• **WORK TO COMPLETE**: Report each line of the data that includes the word "name".

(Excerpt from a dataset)
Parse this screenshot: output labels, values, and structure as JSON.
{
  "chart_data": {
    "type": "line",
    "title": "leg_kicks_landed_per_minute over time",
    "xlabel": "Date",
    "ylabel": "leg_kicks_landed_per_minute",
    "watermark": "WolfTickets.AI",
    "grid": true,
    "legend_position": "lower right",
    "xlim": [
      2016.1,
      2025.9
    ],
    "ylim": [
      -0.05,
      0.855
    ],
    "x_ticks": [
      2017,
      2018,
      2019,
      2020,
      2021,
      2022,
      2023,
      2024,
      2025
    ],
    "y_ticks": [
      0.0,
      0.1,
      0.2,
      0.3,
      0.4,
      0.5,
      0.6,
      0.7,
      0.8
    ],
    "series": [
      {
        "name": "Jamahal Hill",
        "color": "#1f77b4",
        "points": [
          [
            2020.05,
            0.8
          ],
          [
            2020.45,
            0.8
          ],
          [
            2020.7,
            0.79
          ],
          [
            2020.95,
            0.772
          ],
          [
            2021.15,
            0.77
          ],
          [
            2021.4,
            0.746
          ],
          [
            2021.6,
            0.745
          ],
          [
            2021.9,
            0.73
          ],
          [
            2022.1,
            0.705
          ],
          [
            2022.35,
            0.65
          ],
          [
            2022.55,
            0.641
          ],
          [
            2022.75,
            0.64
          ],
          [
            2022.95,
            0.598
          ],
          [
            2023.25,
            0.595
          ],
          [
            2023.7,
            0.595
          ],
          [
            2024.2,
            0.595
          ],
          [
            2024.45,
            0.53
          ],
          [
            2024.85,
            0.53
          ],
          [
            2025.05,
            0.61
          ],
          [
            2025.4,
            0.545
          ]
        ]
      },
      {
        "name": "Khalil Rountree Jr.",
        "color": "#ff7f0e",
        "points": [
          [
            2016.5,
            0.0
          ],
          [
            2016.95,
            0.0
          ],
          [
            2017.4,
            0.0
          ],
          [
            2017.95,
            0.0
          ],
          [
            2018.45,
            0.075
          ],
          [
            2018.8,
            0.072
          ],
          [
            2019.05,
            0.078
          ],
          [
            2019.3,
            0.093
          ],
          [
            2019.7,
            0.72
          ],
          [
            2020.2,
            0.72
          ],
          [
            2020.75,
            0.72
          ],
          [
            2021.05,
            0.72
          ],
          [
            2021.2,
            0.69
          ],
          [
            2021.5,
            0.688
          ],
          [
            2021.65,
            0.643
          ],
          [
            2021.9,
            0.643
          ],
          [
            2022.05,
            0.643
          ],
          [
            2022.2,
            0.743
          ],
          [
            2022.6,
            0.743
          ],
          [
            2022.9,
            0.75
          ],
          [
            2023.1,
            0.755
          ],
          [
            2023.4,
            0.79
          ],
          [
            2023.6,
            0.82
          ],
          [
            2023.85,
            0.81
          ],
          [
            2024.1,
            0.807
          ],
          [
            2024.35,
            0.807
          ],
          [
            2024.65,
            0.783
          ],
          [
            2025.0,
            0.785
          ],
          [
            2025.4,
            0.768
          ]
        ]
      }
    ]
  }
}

• **THE ANSWER**:
        "name": "Jamahal Hill",
        "name": "Khalil Rountree Jr.",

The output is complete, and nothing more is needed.